[What to do] Copy all records verbatim.

[Information given]
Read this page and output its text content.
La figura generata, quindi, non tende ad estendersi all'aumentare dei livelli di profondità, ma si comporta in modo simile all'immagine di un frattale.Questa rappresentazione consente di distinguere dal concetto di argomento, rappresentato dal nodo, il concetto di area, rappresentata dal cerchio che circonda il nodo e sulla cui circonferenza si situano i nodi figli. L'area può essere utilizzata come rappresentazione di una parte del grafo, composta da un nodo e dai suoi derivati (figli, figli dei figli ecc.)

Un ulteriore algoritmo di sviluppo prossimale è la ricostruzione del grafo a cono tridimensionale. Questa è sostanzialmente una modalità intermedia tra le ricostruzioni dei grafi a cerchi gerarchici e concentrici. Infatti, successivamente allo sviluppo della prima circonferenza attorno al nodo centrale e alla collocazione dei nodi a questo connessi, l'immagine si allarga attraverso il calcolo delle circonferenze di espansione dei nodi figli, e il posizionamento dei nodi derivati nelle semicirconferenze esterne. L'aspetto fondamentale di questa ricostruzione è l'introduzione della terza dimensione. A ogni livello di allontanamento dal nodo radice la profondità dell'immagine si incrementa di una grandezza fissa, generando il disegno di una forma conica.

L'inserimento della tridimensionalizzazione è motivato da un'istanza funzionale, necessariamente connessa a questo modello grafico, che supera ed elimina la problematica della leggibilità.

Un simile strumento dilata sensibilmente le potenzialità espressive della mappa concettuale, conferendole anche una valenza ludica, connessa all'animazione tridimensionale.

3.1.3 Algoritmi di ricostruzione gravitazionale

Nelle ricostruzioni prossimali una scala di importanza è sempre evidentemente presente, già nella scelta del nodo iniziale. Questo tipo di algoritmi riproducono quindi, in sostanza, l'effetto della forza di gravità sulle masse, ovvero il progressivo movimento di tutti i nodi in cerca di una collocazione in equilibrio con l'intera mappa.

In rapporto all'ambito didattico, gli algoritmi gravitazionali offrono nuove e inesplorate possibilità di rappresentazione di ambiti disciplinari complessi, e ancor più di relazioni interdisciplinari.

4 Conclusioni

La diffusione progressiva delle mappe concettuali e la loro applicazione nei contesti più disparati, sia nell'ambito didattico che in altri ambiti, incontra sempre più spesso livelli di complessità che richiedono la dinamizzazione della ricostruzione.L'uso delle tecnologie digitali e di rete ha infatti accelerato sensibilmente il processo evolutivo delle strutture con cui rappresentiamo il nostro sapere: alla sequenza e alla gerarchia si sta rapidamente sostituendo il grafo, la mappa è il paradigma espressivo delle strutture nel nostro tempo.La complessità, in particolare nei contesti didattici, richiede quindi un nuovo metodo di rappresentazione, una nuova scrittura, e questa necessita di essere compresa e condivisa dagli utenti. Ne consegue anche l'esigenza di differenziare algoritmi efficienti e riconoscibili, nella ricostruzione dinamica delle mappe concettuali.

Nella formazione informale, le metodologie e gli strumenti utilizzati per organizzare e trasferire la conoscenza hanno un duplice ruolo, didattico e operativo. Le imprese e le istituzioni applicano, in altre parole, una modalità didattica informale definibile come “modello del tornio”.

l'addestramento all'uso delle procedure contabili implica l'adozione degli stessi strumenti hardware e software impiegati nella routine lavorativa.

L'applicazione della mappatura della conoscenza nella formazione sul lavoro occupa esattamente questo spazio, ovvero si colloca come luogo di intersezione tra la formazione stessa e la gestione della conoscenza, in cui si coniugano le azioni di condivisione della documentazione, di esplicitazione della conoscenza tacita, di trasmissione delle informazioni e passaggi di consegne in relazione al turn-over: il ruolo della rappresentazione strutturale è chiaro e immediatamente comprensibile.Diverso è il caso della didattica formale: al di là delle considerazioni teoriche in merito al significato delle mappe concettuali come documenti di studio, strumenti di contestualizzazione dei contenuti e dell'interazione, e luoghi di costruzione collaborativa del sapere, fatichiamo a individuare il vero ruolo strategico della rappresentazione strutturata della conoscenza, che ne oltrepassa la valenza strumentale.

[Completed task]
Read this page and output its text content.
La figura generata, quindi, non tende ad estendersi all'aumentare dei livelli di profondità, ma si comporta in modo simile all'immagine di un frattale.Questa rappresentazione consente di distinguere dal concetto di argomento, rappresentato dal nodo, il concetto di area, rappresentata dal cerchio che circonda il nodo e sulla cui circonferenza si situano i nodi figli. L'area può essere utilizzata come rappresentazione di una parte del grafo, composta da un nodo e dai suoi derivati (figli, figli dei figli ecc.)

Un ulteriore algoritmo di sviluppo prossimale è la ricostruzione del grafo a cono tridimensionale. Questa è sostanzialmente una modalità intermedia tra le ricostruzioni dei grafi a cerchi gerarchici e concentrici. Infatti, successivamente allo sviluppo della prima circonferenza attorno al nodo centrale e alla collocazione dei nodi a questo connessi, l'immagine si allarga attraverso il calcolo delle circonferenze di espansione dei nodi figli, e il posizionamento dei nodi derivati nelle semicirconferenze esterne. L'aspetto fondamentale di questa ricostruzione è l'introduzione della terza dimensione. A ogni livello di allontanamento dal nodo radice la profondità dell'immagine si incrementa di una grandezza fissa, generando il disegno di una forma conica.

L'inserimento della tridimensionalizzazione è motivato da un'istanza funzionale, necessariamente connessa a questo modello grafico, che supera ed elimina la problematica della leggibilità.

Un simile strumento dilata sensibilmente le potenzialità espressive della mappa concettuale, conferendole anche una valenza ludica, connessa all'animazione tridimensionale.

3.1.3 Algoritmi di ricostruzione gravitazionale

Nelle ricostruzioni prossimali una scala di importanza è sempre evidentemente presente, già nella scelta del nodo iniziale. Questo tipo di algoritmi riproducono quindi, in sostanza, l'effetto della forza di gravità sulle masse, ovvero il progressivo movimento di tutti i nodi in cerca di una collocazione in equilibrio con l'intera mappa.

In rapporto all'ambito didattico, gli algoritmi gravitazionali offrono nuove e inesplorate possibilità di rappresentazione di ambiti disciplinari complessi, e ancor più di relazioni interdisciplinari.

4 Conclusioni

La diffusione progressiva delle mappe concettuali e la loro applicazione nei contesti più disparati, sia nell'ambito didattico che in altri ambiti, incontra sempre più spesso livelli di complessità che richiedono la dinamizzazione della ricostruzione.L'uso delle tecnologie digitali e di rete ha infatti accelerato sensibilmente il processo evolutivo delle strutture con cui rappresentiamo il nostro sapere: alla sequenza e alla gerarchia si sta rapidamente sostituendo il grafo, la mappa è il paradigma espressivo delle strutture nel nostro tempo.La complessità, in particolare nei contesti didattici, richiede quindi un nuovo metodo di rappresentazione, una nuova scrittura, e questa necessita di essere compresa e condivisa dagli utenti. Ne consegue anche l'esigenza di differenziare algoritmi efficienti e riconoscibili, nella ricostruzione dinamica delle mappe concettuali.

Nella formazione informale, le metodologie e gli strumenti utilizzati per organizzare e trasferire la conoscenza hanno un duplice ruolo, didattico e operativo. Le imprese e le istituzioni applicano, in altre parole, una modalità didattica informale definibile come “modello del tornio”.

l'addestramento all'uso delle procedure contabili implica l'adozione degli stessi strumenti hardware e software impiegati nella routine lavorativa.

L'applicazione della mappatura della conoscenza nella formazione sul lavoro occupa esattamente questo spazio, ovvero si colloca come luogo di intersezione tra la formazione stessa e la gestione della conoscenza, in cui si coniugano le azioni di condivisione della documentazione, di esplicitazione della conoscenza tacita, di trasmissione delle informazioni e passaggi di consegne in relazione al turn-over: il ruolo della rappresentazione strutturale è chiaro e immediatamente comprensibile.Diverso è il caso della didattica formale: al di là delle considerazioni teoriche in merito al significato delle mappe concettuali come documenti di studio, strumenti di contestualizzazione dei contenuti e dell'interazione, e luoghi di costruzione collaborativa del sapere, fatichiamo a individuare il vero ruolo strategico della rappresentazione strutturata della conoscenza, che ne oltrepassa la valenza strumentale.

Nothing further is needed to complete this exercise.